Set down the full listing exactly as given. Any pictures are to be left out.

┄┄┄┄┄┄

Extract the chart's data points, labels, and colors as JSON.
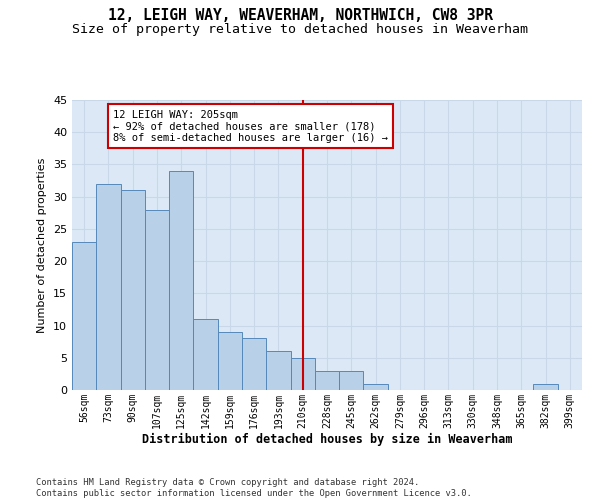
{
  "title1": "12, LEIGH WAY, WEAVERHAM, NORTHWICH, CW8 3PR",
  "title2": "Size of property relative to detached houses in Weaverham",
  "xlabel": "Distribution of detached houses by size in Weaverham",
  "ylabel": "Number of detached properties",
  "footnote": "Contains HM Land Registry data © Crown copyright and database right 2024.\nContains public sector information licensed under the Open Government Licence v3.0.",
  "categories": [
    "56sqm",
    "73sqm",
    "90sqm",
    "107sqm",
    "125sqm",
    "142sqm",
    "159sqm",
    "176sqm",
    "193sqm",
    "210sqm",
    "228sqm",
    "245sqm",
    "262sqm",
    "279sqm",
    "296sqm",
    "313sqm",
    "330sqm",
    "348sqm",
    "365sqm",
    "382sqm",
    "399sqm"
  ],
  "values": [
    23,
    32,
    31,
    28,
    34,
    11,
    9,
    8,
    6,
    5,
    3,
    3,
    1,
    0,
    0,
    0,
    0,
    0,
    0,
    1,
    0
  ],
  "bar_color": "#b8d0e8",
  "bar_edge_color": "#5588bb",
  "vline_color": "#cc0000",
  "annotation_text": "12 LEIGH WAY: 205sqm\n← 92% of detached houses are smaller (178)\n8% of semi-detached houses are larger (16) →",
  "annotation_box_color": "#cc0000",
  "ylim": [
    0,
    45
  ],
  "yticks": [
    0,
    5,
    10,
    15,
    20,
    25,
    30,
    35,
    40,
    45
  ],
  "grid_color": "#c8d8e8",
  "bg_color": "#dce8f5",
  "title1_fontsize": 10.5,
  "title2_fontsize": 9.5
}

┄┄┄┄┄┄

Task result
Extract the chart's data points, labels, and colors as JSON.
{
  "title1": "12, LEIGH WAY, WEAVERHAM, NORTHWICH, CW8 3PR",
  "title2": "Size of property relative to detached houses in Weaverham",
  "xlabel": "Distribution of detached houses by size in Weaverham",
  "ylabel": "Number of detached properties",
  "footnote": "Contains HM Land Registry data © Crown copyright and database right 2024.\nContains public sector information licensed under the Open Government Licence v3.0.",
  "categories": [
    "56sqm",
    "73sqm",
    "90sqm",
    "107sqm",
    "125sqm",
    "142sqm",
    "159sqm",
    "176sqm",
    "193sqm",
    "210sqm",
    "228sqm",
    "245sqm",
    "262sqm",
    "279sqm",
    "296sqm",
    "313sqm",
    "330sqm",
    "348sqm",
    "365sqm",
    "382sqm",
    "399sqm"
  ],
  "values": [
    23,
    32,
    31,
    28,
    34,
    11,
    9,
    8,
    6,
    5,
    3,
    3,
    1,
    0,
    0,
    0,
    0,
    0,
    0,
    1,
    0
  ],
  "bar_color": "#b8d0e8",
  "bar_edge_color": "#5588bb",
  "vline_color": "#cc0000",
  "annotation_text": "12 LEIGH WAY: 205sqm\n← 92% of detached houses are smaller (178)\n8% of semi-detached houses are larger (16) →",
  "annotation_box_color": "#cc0000",
  "ylim": [
    0,
    45
  ],
  "yticks": [
    0,
    5,
    10,
    15,
    20,
    25,
    30,
    35,
    40,
    45
  ],
  "grid_color": "#c8d8e8",
  "bg_color": "#dce8f5",
  "title1_fontsize": 10.5,
  "title2_fontsize": 9.5
}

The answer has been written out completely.